Study text:

Bringing Our Community Home offers many services to qualified lower income families. One focus is on preventing homelessness in the greater Santa Barbara County community. Another objective is to offer basic needs, such as food or clothing. No matter what is offered, the Santa Barbara based agency will require people to be working towards long term self-sufficiency.
Applicants need to go through the agencies Community Services Department, and there are a few offices in the region. This is the clearinghouse, and the staff at the location provide assistance as we as advice to a range of low-income individuals. Before any type of financial aid is paid out, individuals need to go through this for an assessment.
Intake Assessment and Referral, or IAR, is a core function. A full assessment is done by Bringing Our Community Home, and it is a series of questions regarding employment, education, housing, employee skill-sets, income and health. The IAR process will give the outreach worker a better picture of the client's situation so appropriate referrals to programs can be given.
Based on the results of that, information is given to the individuals on what services they might be interested in (whether it is a grant or educational support) and how to apply. Referrals are provided for programs the agency offers as well as to other charities are available in the Santa Barbara community.
Bringing Our Community Home takes a holistic approach to resolving the issue, whether it is ending poverty or homelessness. The process starts by staff addressing basic needs, such as providing needed shelter or food. Then, as the client achieves these goals, they will progress and move on to long term financial freedom.

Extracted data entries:
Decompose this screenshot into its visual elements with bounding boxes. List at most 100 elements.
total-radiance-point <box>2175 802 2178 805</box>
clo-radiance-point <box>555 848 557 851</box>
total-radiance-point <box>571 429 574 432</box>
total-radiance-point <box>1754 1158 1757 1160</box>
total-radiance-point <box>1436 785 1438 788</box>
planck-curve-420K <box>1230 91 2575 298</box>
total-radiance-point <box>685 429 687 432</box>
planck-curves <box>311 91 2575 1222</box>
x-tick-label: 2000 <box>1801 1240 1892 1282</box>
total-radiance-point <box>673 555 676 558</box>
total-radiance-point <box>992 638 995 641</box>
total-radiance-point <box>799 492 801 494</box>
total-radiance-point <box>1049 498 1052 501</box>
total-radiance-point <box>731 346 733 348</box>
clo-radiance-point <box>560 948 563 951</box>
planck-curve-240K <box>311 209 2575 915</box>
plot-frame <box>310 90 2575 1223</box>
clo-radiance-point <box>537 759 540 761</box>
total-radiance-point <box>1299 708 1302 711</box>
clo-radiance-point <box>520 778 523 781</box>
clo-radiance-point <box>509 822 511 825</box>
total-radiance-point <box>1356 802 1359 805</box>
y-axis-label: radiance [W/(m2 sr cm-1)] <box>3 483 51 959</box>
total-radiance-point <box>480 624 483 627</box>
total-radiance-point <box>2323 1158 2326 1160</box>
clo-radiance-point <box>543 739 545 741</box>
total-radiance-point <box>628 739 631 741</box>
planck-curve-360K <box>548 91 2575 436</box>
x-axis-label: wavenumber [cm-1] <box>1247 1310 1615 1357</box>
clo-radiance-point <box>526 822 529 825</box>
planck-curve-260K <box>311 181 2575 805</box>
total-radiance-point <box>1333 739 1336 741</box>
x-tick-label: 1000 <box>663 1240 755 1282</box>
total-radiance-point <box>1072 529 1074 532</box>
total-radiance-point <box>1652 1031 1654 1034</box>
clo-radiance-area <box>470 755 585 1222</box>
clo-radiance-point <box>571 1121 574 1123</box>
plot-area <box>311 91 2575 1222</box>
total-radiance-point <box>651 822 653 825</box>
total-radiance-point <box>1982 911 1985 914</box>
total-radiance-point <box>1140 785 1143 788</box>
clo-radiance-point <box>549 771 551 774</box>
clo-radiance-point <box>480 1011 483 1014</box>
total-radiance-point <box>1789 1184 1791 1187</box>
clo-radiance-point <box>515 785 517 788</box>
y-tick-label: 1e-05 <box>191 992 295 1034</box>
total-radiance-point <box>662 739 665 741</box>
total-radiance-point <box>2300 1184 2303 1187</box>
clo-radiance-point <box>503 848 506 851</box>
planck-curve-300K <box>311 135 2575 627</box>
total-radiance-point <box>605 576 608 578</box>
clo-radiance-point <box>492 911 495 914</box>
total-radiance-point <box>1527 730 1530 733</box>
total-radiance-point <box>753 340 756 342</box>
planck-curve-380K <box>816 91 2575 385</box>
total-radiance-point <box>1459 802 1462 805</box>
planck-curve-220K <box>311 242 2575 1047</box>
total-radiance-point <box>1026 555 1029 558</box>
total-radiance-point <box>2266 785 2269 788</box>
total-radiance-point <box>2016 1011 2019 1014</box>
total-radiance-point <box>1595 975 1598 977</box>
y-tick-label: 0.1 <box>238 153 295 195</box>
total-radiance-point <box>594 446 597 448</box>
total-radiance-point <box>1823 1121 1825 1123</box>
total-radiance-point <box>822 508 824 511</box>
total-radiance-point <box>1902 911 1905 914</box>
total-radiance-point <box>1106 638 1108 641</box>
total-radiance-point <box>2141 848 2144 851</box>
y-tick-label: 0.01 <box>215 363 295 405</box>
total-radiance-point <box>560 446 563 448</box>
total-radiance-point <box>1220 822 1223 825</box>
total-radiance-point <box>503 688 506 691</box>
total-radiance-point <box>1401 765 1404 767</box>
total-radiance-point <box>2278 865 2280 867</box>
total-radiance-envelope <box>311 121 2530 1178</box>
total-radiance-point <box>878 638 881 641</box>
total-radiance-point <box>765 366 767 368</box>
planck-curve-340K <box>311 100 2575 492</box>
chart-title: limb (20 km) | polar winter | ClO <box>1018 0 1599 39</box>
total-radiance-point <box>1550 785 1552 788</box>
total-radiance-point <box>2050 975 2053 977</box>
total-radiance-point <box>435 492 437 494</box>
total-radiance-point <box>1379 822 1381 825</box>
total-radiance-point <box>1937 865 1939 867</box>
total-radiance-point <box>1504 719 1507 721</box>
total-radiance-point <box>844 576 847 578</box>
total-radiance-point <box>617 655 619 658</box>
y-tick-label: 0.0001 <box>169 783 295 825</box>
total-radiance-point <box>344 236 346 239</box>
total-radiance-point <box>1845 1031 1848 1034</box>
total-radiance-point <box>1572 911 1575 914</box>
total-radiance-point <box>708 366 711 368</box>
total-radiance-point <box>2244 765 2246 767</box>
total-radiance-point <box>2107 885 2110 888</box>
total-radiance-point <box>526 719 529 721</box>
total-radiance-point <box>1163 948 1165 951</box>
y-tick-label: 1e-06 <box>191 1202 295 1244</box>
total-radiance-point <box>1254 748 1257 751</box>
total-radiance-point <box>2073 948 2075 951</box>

Questions:
**a)** Write out the Bringing Our Community Home text again, starting at "Intake Assessment and" and ending at "Santa Barbara community.", and swap "outreach worker" for "caseworker".
**b)** Decide whether each statement agrees with the Bringing Our Community Home text, and support each yes or no with the deciding words quoted from it: (i) The IAR assessment includes questions about health. (ii) Financial aid may be paid out before the assessment takes place. (iii) Referrals are given only for programs the agency itself offers.

Set of answers:
**a)**
Intake Assessment and Referral, or IAR, is a core function. A full assessment is done by Bringing Our Community Home, and it is a series of questions regarding employment, education, housing, employee skill-sets, income and health. The IAR process will give the caseworker a better picture of the client's situation so appropriate referrals to programs can be given.
Based on the results of that, information is given to the individuals on what services they might be interested in (whether it is a grant or educational support) and how to apply. Referrals are provided for programs the agency offers as well as to other charities are available in the Santa Barbara community.

**b)**
(i) Yes: "a series of questions regarding employment, education, housing, employee skill-sets, income and health."
(ii) No: "Before any type of financial aid is paid out, individuals need to go through this for an assessment."
(iii) No: "Referrals are provided for programs the agency offers as well as to other charities"